## Requirements
Reproduce all the material exactly, minus any pictures it holds.

## Source records
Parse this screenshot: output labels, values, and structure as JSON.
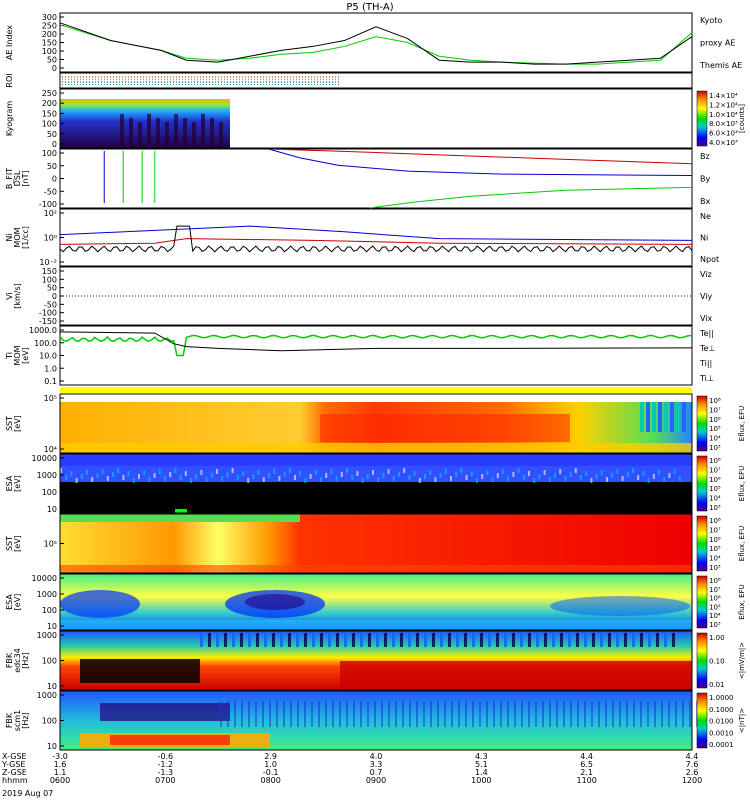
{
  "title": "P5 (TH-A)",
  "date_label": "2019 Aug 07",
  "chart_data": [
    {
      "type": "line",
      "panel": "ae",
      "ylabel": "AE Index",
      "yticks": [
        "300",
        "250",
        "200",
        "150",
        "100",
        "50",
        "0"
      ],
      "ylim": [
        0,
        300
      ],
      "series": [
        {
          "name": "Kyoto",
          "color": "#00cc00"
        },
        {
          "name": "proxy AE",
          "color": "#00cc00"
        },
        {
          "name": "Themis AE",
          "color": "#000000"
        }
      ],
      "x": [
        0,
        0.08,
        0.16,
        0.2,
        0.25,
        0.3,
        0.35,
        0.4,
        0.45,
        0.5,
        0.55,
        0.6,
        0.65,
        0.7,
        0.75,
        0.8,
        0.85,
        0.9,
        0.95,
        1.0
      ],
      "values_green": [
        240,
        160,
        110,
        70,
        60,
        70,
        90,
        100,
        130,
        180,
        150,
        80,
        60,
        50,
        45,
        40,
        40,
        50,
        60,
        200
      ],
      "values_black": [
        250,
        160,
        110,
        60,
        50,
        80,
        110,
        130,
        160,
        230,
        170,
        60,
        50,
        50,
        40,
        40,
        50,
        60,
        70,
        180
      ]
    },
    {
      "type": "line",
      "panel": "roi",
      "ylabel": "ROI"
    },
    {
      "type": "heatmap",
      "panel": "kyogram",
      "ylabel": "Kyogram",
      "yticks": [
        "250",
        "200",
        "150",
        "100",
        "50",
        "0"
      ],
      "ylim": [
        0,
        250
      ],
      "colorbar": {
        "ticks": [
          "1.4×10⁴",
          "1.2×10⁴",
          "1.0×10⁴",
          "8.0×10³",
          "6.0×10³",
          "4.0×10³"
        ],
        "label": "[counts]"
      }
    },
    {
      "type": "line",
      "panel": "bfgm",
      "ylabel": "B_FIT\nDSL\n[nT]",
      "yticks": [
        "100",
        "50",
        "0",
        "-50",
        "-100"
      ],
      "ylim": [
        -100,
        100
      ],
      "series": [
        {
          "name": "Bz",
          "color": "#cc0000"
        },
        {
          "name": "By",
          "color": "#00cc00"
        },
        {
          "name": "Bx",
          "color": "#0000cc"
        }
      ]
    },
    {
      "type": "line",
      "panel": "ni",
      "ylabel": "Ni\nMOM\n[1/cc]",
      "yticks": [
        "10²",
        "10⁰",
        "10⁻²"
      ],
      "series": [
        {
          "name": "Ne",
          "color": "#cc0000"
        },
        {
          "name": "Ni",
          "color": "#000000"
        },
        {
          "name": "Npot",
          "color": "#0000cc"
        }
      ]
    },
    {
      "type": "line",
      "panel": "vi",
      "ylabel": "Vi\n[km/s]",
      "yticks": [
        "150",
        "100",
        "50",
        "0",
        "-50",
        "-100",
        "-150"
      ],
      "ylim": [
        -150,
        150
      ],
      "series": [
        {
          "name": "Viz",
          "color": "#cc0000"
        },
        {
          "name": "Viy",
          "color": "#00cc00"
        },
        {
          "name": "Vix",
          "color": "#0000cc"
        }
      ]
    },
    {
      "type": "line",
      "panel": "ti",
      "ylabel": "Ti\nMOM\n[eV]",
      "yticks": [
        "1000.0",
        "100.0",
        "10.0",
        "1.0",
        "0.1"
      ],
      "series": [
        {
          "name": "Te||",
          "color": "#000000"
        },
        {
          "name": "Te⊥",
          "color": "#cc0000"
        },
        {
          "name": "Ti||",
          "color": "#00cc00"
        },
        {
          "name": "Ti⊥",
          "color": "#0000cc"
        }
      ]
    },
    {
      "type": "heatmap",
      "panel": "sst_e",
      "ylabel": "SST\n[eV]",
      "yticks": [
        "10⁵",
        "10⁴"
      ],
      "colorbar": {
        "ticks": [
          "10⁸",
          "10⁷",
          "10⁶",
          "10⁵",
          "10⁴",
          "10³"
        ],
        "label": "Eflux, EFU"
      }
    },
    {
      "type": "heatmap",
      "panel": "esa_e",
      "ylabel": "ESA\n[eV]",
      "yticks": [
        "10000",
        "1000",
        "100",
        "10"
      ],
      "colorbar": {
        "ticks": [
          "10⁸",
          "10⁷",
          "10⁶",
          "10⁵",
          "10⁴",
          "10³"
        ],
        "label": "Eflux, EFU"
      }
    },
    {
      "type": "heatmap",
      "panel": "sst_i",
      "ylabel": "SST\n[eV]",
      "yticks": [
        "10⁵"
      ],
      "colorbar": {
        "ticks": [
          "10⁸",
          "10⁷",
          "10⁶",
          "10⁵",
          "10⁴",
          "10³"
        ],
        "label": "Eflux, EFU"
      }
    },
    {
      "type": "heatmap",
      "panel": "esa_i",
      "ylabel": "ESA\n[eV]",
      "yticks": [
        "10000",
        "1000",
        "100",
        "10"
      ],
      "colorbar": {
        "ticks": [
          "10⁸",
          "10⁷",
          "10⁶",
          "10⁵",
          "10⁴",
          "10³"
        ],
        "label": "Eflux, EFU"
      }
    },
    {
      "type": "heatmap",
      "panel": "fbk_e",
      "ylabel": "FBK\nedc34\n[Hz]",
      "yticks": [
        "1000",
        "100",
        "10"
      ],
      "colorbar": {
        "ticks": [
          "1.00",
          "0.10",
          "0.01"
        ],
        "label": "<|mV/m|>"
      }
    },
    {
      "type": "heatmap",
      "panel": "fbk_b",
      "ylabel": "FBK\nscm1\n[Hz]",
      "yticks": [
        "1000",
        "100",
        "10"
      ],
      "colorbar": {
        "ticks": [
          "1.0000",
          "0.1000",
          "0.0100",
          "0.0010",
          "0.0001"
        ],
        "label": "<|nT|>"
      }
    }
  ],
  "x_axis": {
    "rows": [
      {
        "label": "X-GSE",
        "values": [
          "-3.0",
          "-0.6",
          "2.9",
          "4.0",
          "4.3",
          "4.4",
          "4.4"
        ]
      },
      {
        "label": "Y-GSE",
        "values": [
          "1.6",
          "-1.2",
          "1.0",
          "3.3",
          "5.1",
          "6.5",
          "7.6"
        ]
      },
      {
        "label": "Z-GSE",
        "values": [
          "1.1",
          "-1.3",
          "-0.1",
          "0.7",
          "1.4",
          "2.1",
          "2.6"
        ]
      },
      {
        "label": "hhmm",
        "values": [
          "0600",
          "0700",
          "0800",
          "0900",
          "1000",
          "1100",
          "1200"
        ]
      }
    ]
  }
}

## Full response
Parse this screenshot: output labels, values, and structure as JSON.
{
  "title": "P5 (TH-A)",
  "date_label": "2019 Aug 07",
  "chart_data": [
    {
      "type": "line",
      "panel": "ae",
      "ylabel": "AE Index",
      "yticks": [
        "300",
        "250",
        "200",
        "150",
        "100",
        "50",
        "0"
      ],
      "ylim": [
        0,
        300
      ],
      "series": [
        {
          "name": "Kyoto",
          "color": "#00cc00"
        },
        {
          "name": "proxy AE",
          "color": "#00cc00"
        },
        {
          "name": "Themis AE",
          "color": "#000000"
        }
      ],
      "x": [
        0,
        0.08,
        0.16,
        0.2,
        0.25,
        0.3,
        0.35,
        0.4,
        0.45,
        0.5,
        0.55,
        0.6,
        0.65,
        0.7,
        0.75,
        0.8,
        0.85,
        0.9,
        0.95,
        1.0
      ],
      "values_green": [
        240,
        160,
        110,
        70,
        60,
        70,
        90,
        100,
        130,
        180,
        150,
        80,
        60,
        50,
        45,
        40,
        40,
        50,
        60,
        200
      ],
      "values_black": [
        250,
        160,
        110,
        60,
        50,
        80,
        110,
        130,
        160,
        230,
        170,
        60,
        50,
        50,
        40,
        40,
        50,
        60,
        70,
        180
      ]
    },
    {
      "type": "line",
      "panel": "roi",
      "ylabel": "ROI"
    },
    {
      "type": "heatmap",
      "panel": "kyogram",
      "ylabel": "Kyogram",
      "yticks": [
        "250",
        "200",
        "150",
        "100",
        "50",
        "0"
      ],
      "ylim": [
        0,
        250
      ],
      "colorbar": {
        "ticks": [
          "1.4×10⁴",
          "1.2×10⁴",
          "1.0×10⁴",
          "8.0×10³",
          "6.0×10³",
          "4.0×10³"
        ],
        "label": "[counts]"
      }
    },
    {
      "type": "line",
      "panel": "bfgm",
      "ylabel": "B_FIT\nDSL\n[nT]",
      "yticks": [
        "100",
        "50",
        "0",
        "-50",
        "-100"
      ],
      "ylim": [
        -100,
        100
      ],
      "series": [
        {
          "name": "Bz",
          "color": "#cc0000"
        },
        {
          "name": "By",
          "color": "#00cc00"
        },
        {
          "name": "Bx",
          "color": "#0000cc"
        }
      ]
    },
    {
      "type": "line",
      "panel": "ni",
      "ylabel": "Ni\nMOM\n[1/cc]",
      "yticks": [
        "10²",
        "10⁰",
        "10⁻²"
      ],
      "series": [
        {
          "name": "Ne",
          "color": "#cc0000"
        },
        {
          "name": "Ni",
          "color": "#000000"
        },
        {
          "name": "Npot",
          "color": "#0000cc"
        }
      ]
    },
    {
      "type": "line",
      "panel": "vi",
      "ylabel": "Vi\n[km/s]",
      "yticks": [
        "150",
        "100",
        "50",
        "0",
        "-50",
        "-100",
        "-150"
      ],
      "ylim": [
        -150,
        150
      ],
      "series": [
        {
          "name": "Viz",
          "color": "#cc0000"
        },
        {
          "name": "Viy",
          "color": "#00cc00"
        },
        {
          "name": "Vix",
          "color": "#0000cc"
        }
      ]
    },
    {
      "type": "line",
      "panel": "ti",
      "ylabel": "Ti\nMOM\n[eV]",
      "yticks": [
        "1000.0",
        "100.0",
        "10.0",
        "1.0",
        "0.1"
      ],
      "series": [
        {
          "name": "Te||",
          "color": "#000000"
        },
        {
          "name": "Te⊥",
          "color": "#cc0000"
        },
        {
          "name": "Ti||",
          "color": "#00cc00"
        },
        {
          "name": "Ti⊥",
          "color": "#0000cc"
        }
      ]
    },
    {
      "type": "heatmap",
      "panel": "sst_e",
      "ylabel": "SST\n[eV]",
      "yticks": [
        "10⁵",
        "10⁴"
      ],
      "colorbar": {
        "ticks": [
          "10⁸",
          "10⁷",
          "10⁶",
          "10⁵",
          "10⁴",
          "10³"
        ],
        "label": "Eflux, EFU"
      }
    },
    {
      "type": "heatmap",
      "panel": "esa_e",
      "ylabel": "ESA\n[eV]",
      "yticks": [
        "10000",
        "1000",
        "100",
        "10"
      ],
      "colorbar": {
        "ticks": [
          "10⁸",
          "10⁷",
          "10⁶",
          "10⁵",
          "10⁴",
          "10³"
        ],
        "label": "Eflux, EFU"
      }
    },
    {
      "type": "heatmap",
      "panel": "sst_i",
      "ylabel": "SST\n[eV]",
      "yticks": [
        "10⁵"
      ],
      "colorbar": {
        "ticks": [
          "10⁸",
          "10⁷",
          "10⁶",
          "10⁵",
          "10⁴",
          "10³"
        ],
        "label": "Eflux, EFU"
      }
    },
    {
      "type": "heatmap",
      "panel": "esa_i",
      "ylabel": "ESA\n[eV]",
      "yticks": [
        "10000",
        "1000",
        "100",
        "10"
      ],
      "colorbar": {
        "ticks": [
          "10⁸",
          "10⁷",
          "10⁶",
          "10⁵",
          "10⁴",
          "10³"
        ],
        "label": "Eflux, EFU"
      }
    },
    {
      "type": "heatmap",
      "panel": "fbk_e",
      "ylabel": "FBK\nedc34\n[Hz]",
      "yticks": [
        "1000",
        "100",
        "10"
      ],
      "colorbar": {
        "ticks": [
          "1.00",
          "0.10",
          "0.01"
        ],
        "label": "<|mV/m|>"
      }
    },
    {
      "type": "heatmap",
      "panel": "fbk_b",
      "ylabel": "FBK\nscm1\n[Hz]",
      "yticks": [
        "1000",
        "100",
        "10"
      ],
      "colorbar": {
        "ticks": [
          "1.0000",
          "0.1000",
          "0.0100",
          "0.0010",
          "0.0001"
        ],
        "label": "<|nT|>"
      }
    }
  ],
  "x_axis": {
    "rows": [
      {
        "label": "X-GSE",
        "values": [
          "-3.0",
          "-0.6",
          "2.9",
          "4.0",
          "4.3",
          "4.4",
          "4.4"
        ]
      },
      {
        "label": "Y-GSE",
        "values": [
          "1.6",
          "-1.2",
          "1.0",
          "3.3",
          "5.1",
          "6.5",
          "7.6"
        ]
      },
      {
        "label": "Z-GSE",
        "values": [
          "1.1",
          "-1.3",
          "-0.1",
          "0.7",
          "1.4",
          "2.1",
          "2.6"
        ]
      },
      {
        "label": "hhmm",
        "values": [
          "0600",
          "0700",
          "0800",
          "0900",
          "1000",
          "1100",
          "1200"
        ]
      }
    ]
  }
}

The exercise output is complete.